→ What you need to do
The entries are to be returned exactly, with images left out.

.....

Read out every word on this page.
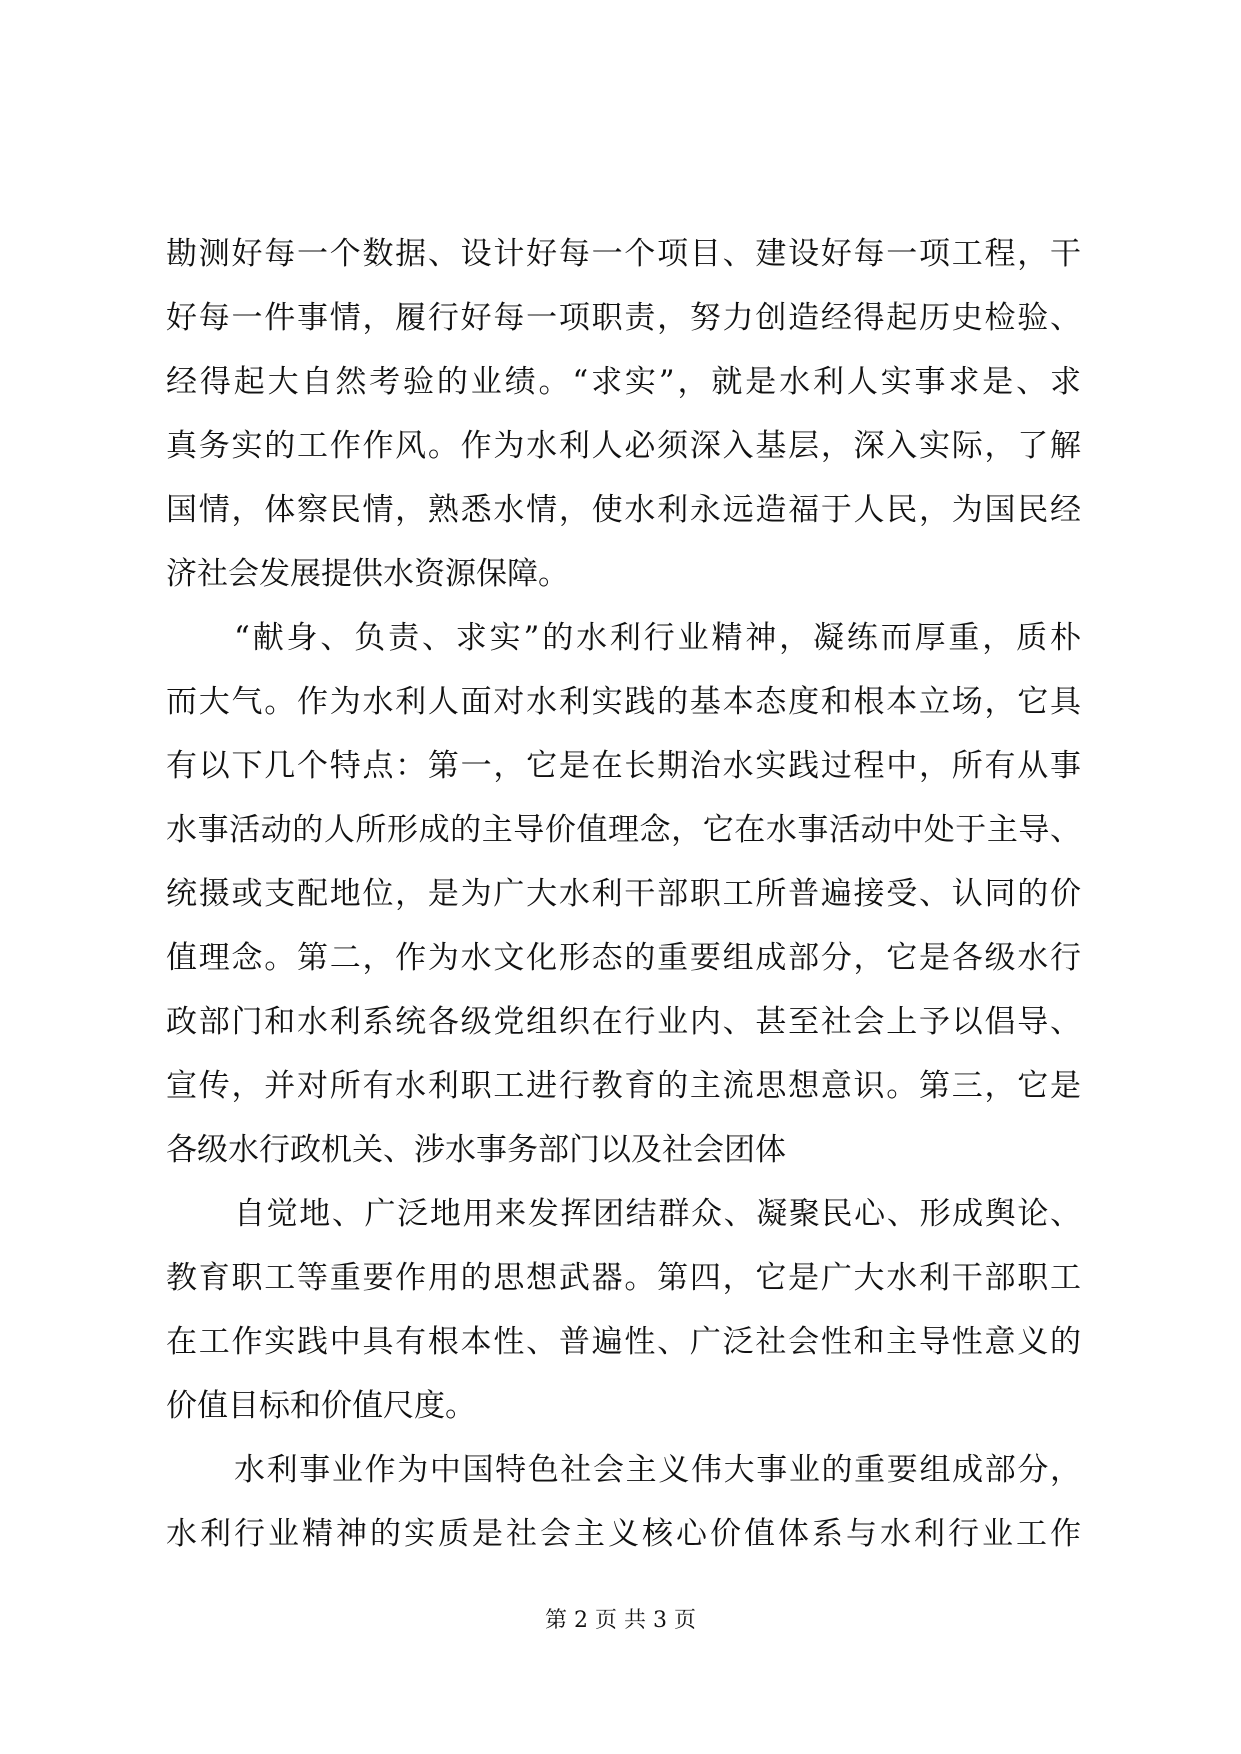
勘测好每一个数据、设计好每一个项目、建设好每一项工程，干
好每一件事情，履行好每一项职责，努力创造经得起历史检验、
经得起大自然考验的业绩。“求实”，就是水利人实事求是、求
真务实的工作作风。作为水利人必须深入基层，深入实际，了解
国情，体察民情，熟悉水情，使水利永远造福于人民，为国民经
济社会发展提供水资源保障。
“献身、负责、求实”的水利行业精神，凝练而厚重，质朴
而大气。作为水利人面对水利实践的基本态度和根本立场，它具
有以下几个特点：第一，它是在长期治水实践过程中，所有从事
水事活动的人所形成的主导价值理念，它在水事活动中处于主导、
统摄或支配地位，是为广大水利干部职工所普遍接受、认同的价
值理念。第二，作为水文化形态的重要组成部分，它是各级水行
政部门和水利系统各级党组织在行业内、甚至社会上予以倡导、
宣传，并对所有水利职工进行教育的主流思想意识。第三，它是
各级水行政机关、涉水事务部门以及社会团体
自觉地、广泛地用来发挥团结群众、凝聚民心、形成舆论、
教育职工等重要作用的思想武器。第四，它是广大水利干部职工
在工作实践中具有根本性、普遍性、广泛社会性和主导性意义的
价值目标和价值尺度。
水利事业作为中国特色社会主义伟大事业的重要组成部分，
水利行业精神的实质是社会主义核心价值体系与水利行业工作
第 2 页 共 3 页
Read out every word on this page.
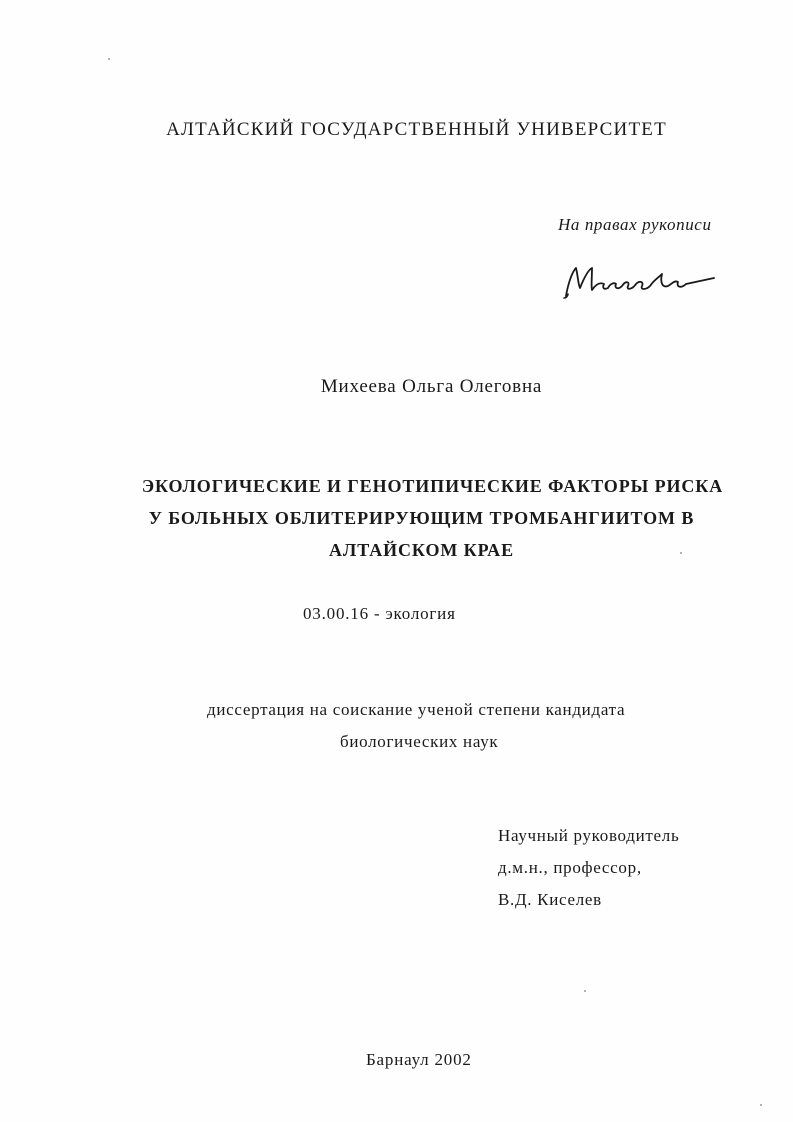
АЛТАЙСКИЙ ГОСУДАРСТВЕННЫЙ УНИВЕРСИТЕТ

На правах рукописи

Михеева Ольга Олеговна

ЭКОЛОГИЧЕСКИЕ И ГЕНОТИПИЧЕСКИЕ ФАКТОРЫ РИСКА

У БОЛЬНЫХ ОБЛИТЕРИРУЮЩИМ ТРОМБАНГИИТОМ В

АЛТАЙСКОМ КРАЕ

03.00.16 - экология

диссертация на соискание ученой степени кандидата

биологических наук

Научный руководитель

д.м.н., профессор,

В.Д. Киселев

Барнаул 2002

.....

→ Solution for this task
Read out every word on this page.
勘测好每一个数据、设计好每一个项目、建设好每一项工程，干
好每一件事情，履行好每一项职责，努力创造经得起历史检验、
经得起大自然考验的业绩。“求实”，就是水利人实事求是、求
真务实的工作作风。作为水利人必须深入基层，深入实际，了解
国情，体察民情，熟悉水情，使水利永远造福于人民，为国民经
济社会发展提供水资源保障。
“献身、负责、求实”的水利行业精神，凝练而厚重，质朴
而大气。作为水利人面对水利实践的基本态度和根本立场，它具
有以下几个特点：第一，它是在长期治水实践过程中，所有从事
水事活动的人所形成的主导价值理念，它在水事活动中处于主导、
统摄或支配地位，是为广大水利干部职工所普遍接受、认同的价
值理念。第二，作为水文化形态的重要组成部分，它是各级水行
政部门和水利系统各级党组织在行业内、甚至社会上予以倡导、
宣传，并对所有水利职工进行教育的主流思想意识。第三，它是
各级水行政机关、涉水事务部门以及社会团体
自觉地、广泛地用来发挥团结群众、凝聚民心、形成舆论、
教育职工等重要作用的思想武器。第四，它是广大水利干部职工
在工作实践中具有根本性、普遍性、广泛社会性和主导性意义的
价值目标和价值尺度。
水利事业作为中国特色社会主义伟大事业的重要组成部分，
水利行业精神的实质是社会主义核心价值体系与水利行业工作
第 2 页 共 3 页
Read out every word on this page.
АЛТАЙСКИЙ ГОСУДАРСТВЕННЫЙ УНИВЕРСИТЕТ

На правах рукописи

Михеева Ольга Олеговна

ЭКОЛОГИЧЕСКИЕ И ГЕНОТИПИЧЕСКИЕ ФАКТОРЫ РИСКА

У БОЛЬНЫХ ОБЛИТЕРИРУЮЩИМ ТРОМБАНГИИТОМ В

АЛТАЙСКОМ КРАЕ

03.00.16 - экология

диссертация на соискание ученой степени кандидата

биологических наук

Научный руководитель

д.м.н., профессор,

В.Д. Киселев

Барнаул 2002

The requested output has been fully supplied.